-- TASK BRIEF --
Keep only the lines of the listing that include the word "view", and copy them.

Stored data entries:
┏━━

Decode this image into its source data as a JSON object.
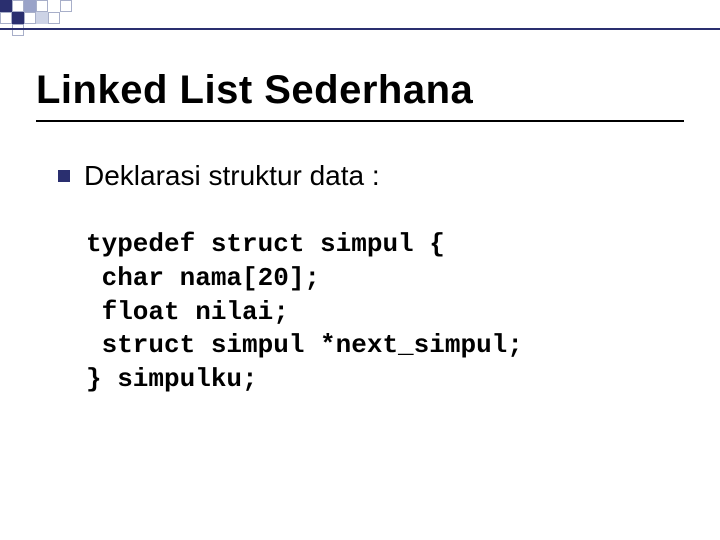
{
  "title": "Linked List Sederhana",
  "bullet": {
    "text": "Deklarasi struktur data :"
  },
  "code": {
    "line1": "typedef struct simpul {",
    "line2": " char nama[20];",
    "line3": " float nilai;",
    "line4": " struct simpul *next_simpul;",
    "line5": "} simpulku;"
  }
}
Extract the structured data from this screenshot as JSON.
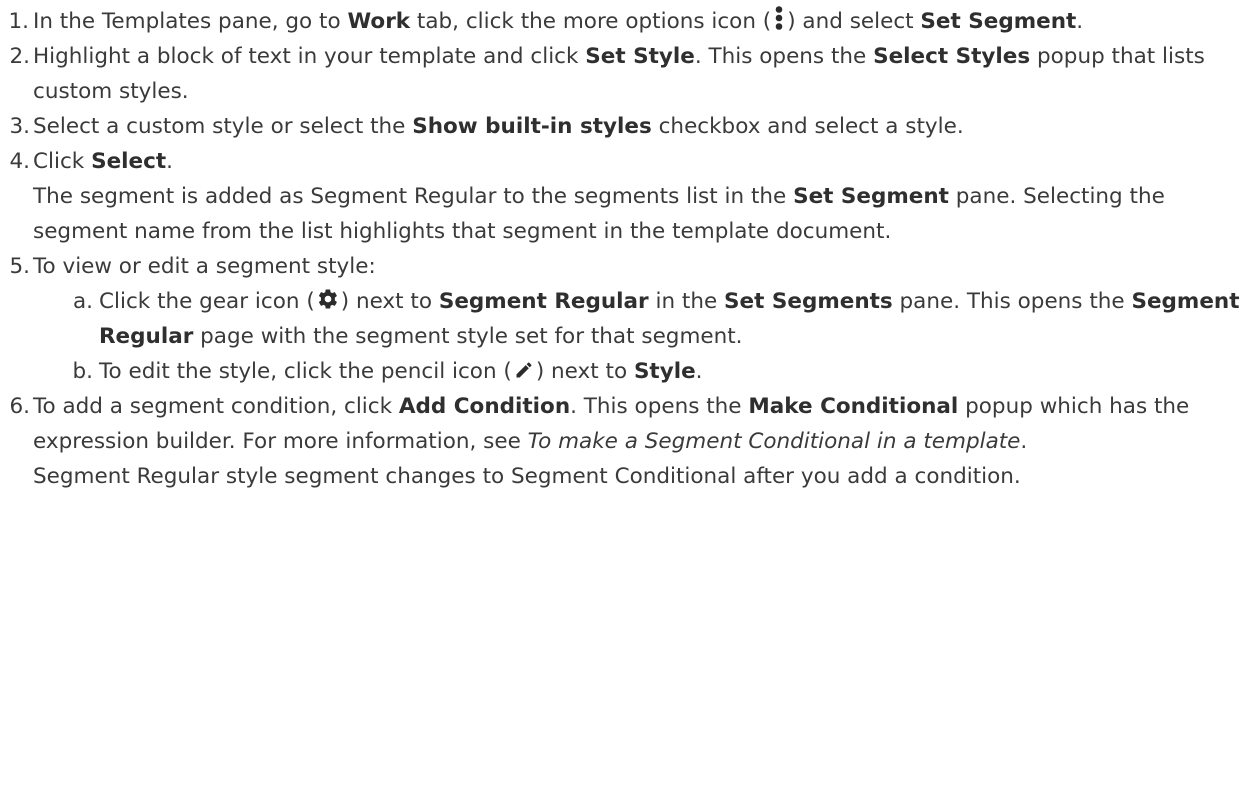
{
  "steps": [
    {
      "num": "1.",
      "lead": "In the Templates pane, go to ",
      "work": "Work",
      "mid": " tab, click the more options icon (",
      "icon": "vertical-ellipsis-icon",
      "after": ") and select ",
      "set_segment": "Set Segment",
      "end": "."
    },
    {
      "num": "2.",
      "lead": "Highlight a block of text in your template and click ",
      "set_style": "Set Style",
      "mid": ". This opens the ",
      "select_styles": "Select Styles",
      "end": " popup that lists custom styles."
    },
    {
      "num": "3.",
      "lead": "Select a custom style or select the ",
      "show_builtin": "Show built-in styles",
      "end": " checkbox and select a style."
    },
    {
      "num": "4.",
      "lead": "Click ",
      "select": "Select",
      "end": ".",
      "p2_lead": "The segment is added as Segment Regular to the segments list in the ",
      "p2_bold": "Set Segment",
      "p2_end": " pane. Selecting the segment name from the list highlights that segment in the template document."
    },
    {
      "num": "5.",
      "text": "To view or edit a segment style:",
      "subs": [
        {
          "letter": "a.",
          "lead": "Click the gear icon (",
          "icon": "gear-icon",
          "mid1": ") next to ",
          "bold1": "Segment Regular",
          "mid2": " in the ",
          "bold2": "Set Segments",
          "mid3": " pane. This opens the ",
          "bold3": "Segment Regular",
          "end": " page with the segment style set for that segment."
        },
        {
          "letter": "b.",
          "lead": "To edit the style, click the pencil icon (",
          "icon": "pencil-icon",
          "mid": ") next to ",
          "bold": "Style",
          "end": "."
        }
      ]
    },
    {
      "num": "6.",
      "lead": "To add a segment condition, click ",
      "add_condition": "Add Condition",
      "mid": ". This opens the ",
      "make_conditional": "Make Conditional",
      "mid2": " popup which has the expression builder. For more information, see ",
      "link": "To make a Segment Conditional in a template",
      "end": ".",
      "p2": "Segment Regular style segment changes to Segment Conditional after you add a condition."
    }
  ],
  "colors": {
    "text": "#3a3a3a",
    "icon": "#2b2b2b"
  }
}
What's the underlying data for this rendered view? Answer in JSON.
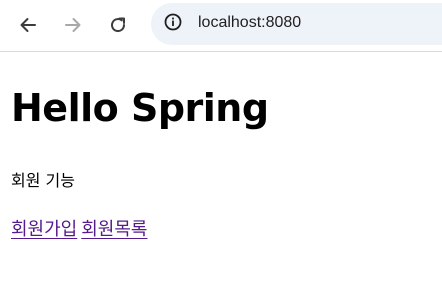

┗━━

-- WRITTEN ANSWER --
      "text": "To view or edit a segment style:",
What's the underlying data for this rendered view? Answer in JSON.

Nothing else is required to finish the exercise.